> Directions: Pull out every line below containing the word "JSON".

> Extracted entries:
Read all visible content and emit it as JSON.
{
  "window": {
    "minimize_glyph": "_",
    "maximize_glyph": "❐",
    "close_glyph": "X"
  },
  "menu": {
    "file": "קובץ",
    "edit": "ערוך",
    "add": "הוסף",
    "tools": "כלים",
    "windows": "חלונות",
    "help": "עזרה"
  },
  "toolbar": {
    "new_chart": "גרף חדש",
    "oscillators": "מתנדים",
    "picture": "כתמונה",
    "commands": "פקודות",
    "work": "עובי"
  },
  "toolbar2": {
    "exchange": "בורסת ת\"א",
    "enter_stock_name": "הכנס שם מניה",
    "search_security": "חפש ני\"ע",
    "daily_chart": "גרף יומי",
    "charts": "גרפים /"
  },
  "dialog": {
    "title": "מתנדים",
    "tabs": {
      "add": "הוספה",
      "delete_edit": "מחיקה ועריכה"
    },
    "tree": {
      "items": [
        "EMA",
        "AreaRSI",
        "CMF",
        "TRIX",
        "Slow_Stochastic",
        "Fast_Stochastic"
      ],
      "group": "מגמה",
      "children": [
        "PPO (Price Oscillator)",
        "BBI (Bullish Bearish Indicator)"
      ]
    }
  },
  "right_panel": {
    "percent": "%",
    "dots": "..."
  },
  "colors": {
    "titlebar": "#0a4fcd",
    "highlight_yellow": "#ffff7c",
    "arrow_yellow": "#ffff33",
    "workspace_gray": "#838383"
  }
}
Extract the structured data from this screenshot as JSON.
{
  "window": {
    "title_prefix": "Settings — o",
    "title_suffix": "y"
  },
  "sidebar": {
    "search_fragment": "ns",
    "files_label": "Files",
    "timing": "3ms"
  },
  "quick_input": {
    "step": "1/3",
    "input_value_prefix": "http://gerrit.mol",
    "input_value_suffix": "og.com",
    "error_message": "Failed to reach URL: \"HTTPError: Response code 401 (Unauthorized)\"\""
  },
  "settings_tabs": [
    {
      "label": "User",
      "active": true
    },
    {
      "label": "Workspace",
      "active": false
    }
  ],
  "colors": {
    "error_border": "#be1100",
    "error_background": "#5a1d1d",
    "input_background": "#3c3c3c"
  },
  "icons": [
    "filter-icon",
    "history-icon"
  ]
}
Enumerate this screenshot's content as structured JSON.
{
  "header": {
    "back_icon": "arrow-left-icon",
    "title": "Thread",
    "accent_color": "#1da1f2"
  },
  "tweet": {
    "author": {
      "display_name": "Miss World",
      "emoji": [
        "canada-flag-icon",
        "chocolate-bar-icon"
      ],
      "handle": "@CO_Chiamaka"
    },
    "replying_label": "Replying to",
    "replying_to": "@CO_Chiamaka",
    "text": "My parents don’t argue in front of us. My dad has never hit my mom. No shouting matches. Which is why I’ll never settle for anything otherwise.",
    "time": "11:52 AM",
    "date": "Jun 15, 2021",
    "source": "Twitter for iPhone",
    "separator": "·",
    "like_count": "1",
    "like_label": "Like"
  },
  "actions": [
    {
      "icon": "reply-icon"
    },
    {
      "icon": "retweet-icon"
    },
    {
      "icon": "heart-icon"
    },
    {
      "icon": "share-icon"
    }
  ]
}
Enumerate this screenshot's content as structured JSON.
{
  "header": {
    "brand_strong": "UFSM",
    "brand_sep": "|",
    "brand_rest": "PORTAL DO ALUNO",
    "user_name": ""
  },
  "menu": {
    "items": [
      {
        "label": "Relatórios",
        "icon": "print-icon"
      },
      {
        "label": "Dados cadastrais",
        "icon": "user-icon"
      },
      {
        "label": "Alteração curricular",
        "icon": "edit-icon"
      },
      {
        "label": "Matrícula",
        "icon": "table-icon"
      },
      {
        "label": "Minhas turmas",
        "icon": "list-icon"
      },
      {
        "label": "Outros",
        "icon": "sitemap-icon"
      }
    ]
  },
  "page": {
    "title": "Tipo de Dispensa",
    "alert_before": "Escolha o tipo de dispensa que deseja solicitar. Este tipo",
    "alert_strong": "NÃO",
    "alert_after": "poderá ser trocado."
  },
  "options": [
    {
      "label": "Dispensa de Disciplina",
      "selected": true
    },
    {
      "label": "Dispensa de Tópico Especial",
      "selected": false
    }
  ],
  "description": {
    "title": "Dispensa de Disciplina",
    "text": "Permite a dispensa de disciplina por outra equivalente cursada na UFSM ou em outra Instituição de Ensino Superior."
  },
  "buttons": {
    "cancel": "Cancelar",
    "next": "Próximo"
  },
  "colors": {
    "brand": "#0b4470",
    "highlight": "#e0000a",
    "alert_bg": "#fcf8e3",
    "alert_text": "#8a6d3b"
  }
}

> The result:
Read all visible content and emit it as JSON.
Extract the structured data from this screenshot as JSON.
Enumerate this screenshot's content as structured JSON.
Enumerate this screenshot's content as structured JSON.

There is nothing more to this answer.